**STATED EXERCISE:** Go through the material and pull out every line with the string "JSON" in it.

**DATASET RECORDS:**
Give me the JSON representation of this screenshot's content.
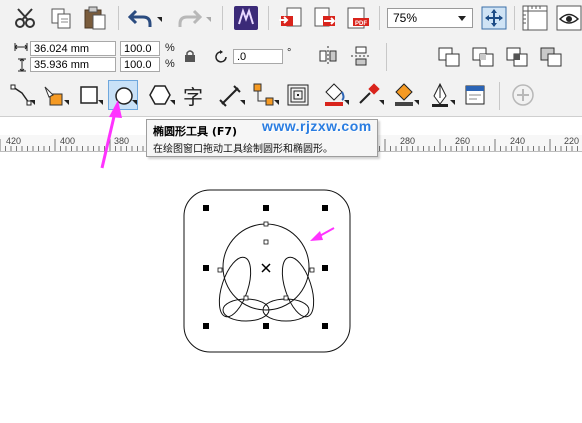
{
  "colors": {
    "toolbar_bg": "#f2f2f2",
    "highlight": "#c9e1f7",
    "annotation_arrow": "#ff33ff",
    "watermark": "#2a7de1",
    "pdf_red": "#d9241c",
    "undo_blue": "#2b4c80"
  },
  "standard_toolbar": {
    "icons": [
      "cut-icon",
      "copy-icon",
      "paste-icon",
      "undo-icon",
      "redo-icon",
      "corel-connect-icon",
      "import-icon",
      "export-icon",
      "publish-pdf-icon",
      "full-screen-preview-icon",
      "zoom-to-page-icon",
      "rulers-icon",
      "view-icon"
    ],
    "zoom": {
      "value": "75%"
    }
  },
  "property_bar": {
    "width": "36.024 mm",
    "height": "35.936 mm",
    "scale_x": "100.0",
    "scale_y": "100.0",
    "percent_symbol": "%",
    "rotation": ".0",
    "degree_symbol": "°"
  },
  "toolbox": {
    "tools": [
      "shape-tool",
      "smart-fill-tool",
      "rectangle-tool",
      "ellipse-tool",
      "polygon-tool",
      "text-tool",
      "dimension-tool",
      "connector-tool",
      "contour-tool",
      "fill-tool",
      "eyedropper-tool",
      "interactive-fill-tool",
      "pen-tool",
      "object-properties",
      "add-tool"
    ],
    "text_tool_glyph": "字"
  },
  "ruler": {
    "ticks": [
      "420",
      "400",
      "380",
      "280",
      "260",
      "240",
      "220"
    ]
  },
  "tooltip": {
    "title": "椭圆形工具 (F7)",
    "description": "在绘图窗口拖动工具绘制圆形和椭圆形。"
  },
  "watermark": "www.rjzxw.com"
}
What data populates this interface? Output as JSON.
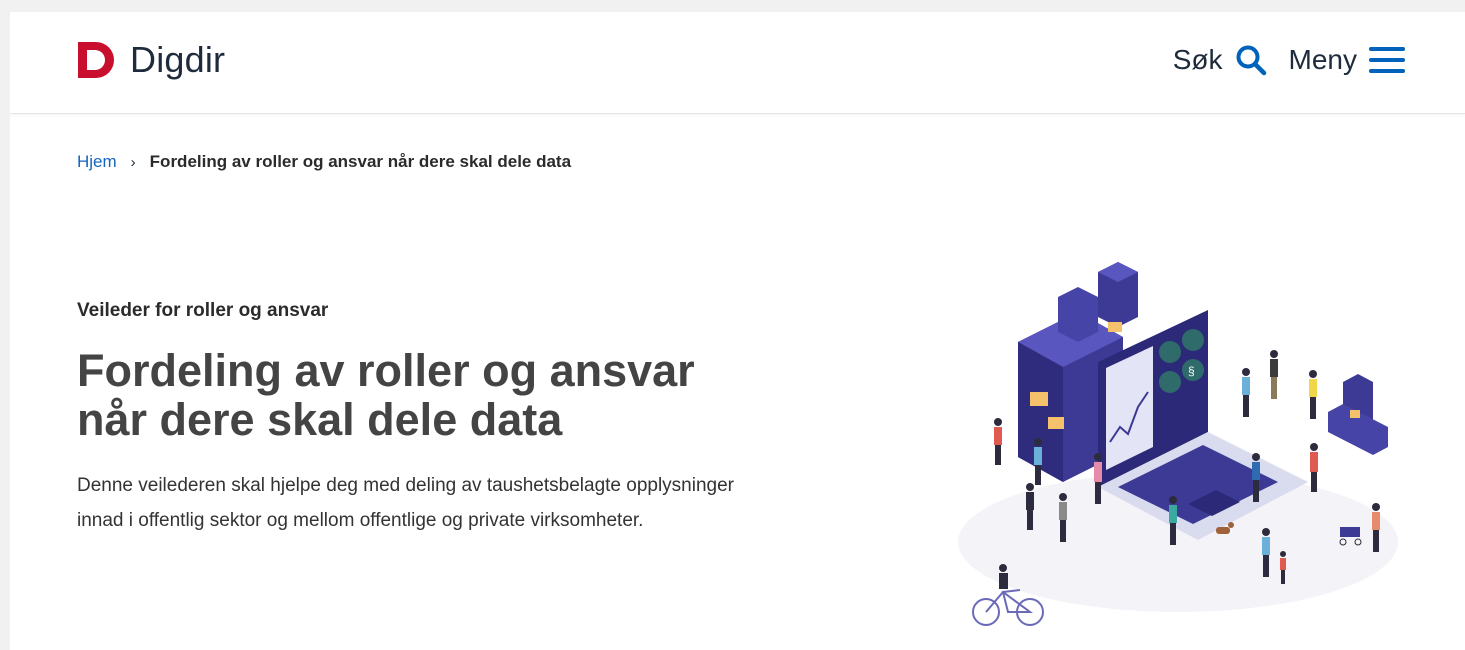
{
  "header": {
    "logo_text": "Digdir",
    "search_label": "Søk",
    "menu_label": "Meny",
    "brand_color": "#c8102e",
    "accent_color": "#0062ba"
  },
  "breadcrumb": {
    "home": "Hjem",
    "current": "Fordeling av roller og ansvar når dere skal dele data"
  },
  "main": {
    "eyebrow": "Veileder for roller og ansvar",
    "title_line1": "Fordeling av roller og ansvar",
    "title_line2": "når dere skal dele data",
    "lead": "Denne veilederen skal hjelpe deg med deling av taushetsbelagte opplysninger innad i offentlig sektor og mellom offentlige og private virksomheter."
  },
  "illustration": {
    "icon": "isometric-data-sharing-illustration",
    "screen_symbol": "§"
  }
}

**REPLY:**
Give me the JSON representation of this screenshot's content.
What data populates this interface? Output as JSON.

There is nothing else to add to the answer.